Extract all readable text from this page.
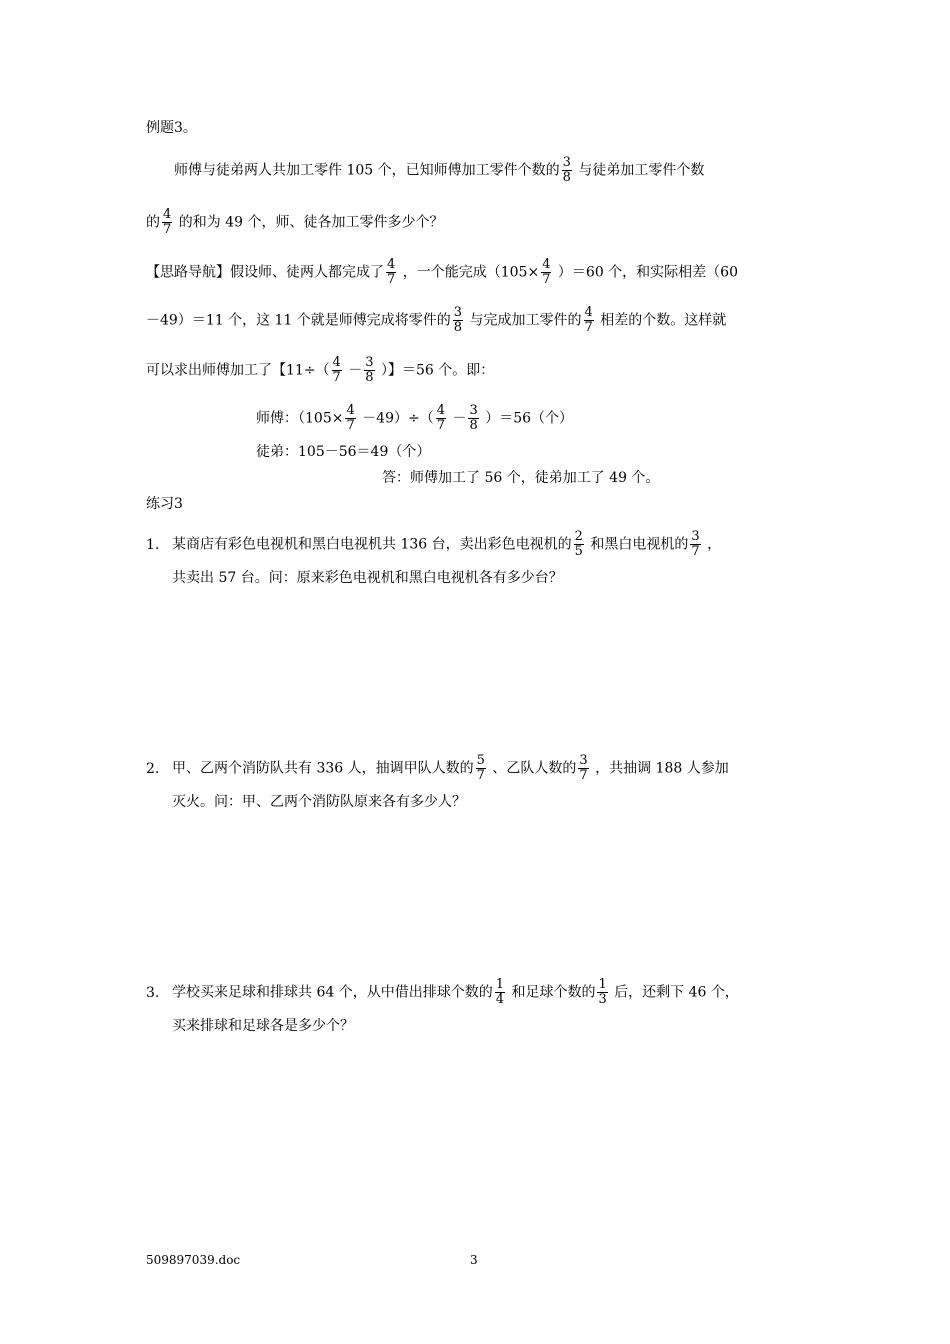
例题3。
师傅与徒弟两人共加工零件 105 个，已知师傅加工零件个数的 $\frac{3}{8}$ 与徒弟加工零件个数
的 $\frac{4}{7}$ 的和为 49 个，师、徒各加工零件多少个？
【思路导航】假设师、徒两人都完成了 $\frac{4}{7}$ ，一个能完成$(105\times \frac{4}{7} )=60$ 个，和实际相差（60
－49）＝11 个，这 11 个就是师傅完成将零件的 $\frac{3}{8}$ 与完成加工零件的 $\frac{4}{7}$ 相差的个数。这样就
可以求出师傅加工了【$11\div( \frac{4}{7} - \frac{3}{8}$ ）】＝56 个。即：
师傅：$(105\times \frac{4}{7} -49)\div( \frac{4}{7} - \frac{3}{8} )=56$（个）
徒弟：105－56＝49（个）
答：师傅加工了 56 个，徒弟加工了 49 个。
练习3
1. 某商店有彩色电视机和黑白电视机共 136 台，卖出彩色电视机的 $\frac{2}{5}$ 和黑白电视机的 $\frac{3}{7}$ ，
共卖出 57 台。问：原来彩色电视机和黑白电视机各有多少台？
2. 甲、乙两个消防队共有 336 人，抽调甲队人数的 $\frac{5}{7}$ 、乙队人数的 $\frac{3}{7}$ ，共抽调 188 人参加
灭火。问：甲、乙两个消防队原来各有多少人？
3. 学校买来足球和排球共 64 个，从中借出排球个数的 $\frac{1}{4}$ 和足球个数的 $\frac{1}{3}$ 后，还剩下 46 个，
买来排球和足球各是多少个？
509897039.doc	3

-.-.-

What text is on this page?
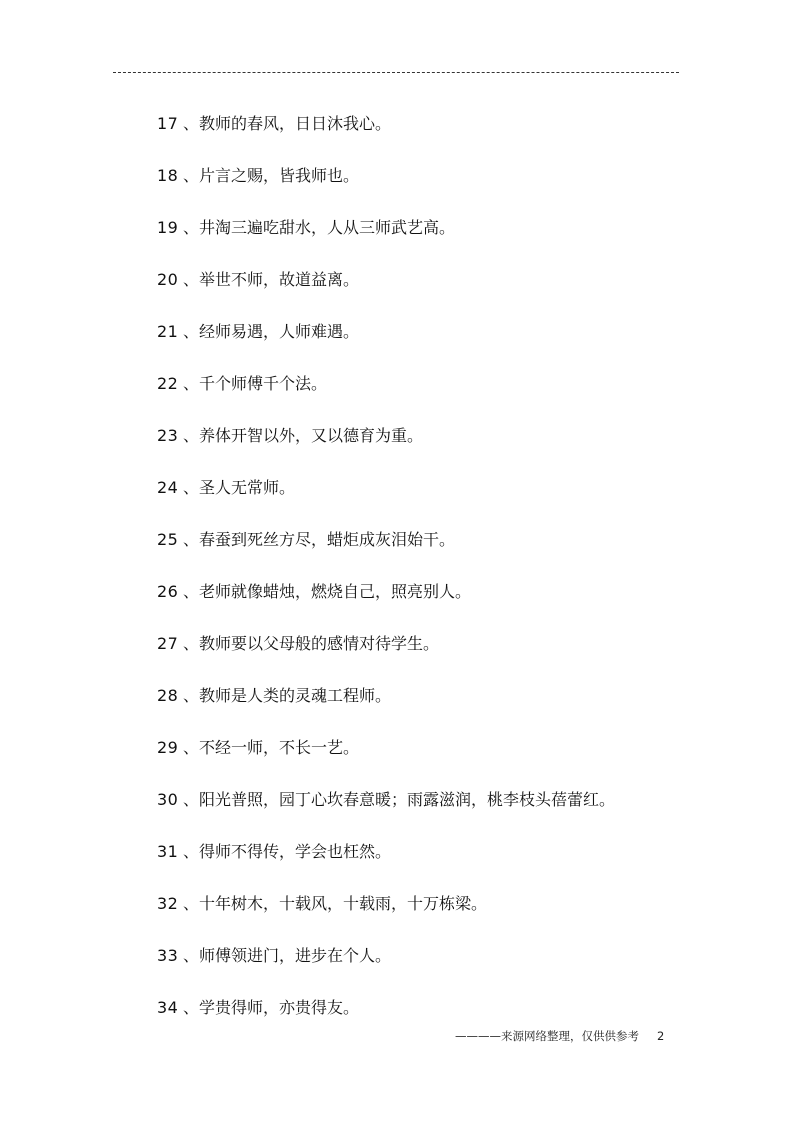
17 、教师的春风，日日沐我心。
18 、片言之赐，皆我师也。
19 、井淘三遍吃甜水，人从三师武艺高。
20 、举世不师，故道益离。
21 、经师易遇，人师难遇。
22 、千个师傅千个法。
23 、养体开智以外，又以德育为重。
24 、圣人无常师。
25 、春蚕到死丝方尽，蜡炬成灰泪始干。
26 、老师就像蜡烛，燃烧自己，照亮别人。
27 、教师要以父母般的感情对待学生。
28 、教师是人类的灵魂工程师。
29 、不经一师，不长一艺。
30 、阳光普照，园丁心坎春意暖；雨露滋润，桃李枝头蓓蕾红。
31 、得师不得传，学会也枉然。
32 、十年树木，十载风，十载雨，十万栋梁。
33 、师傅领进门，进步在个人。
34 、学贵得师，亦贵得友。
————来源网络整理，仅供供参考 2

-.-.-

Set task: Where does the word "times" appear? Return each line that holds it.

Solved exercise:
【思路导航】假设师、徒两人都完成了 $\frac{4}{7}$ ，一个能完成$(105\times \frac{4}{7} )=60$ 个，和实际相差（60
师傅：$(105\times \frac{4}{7} -49)\div( \frac{4}{7} - \frac{3}{8} )=56$（个）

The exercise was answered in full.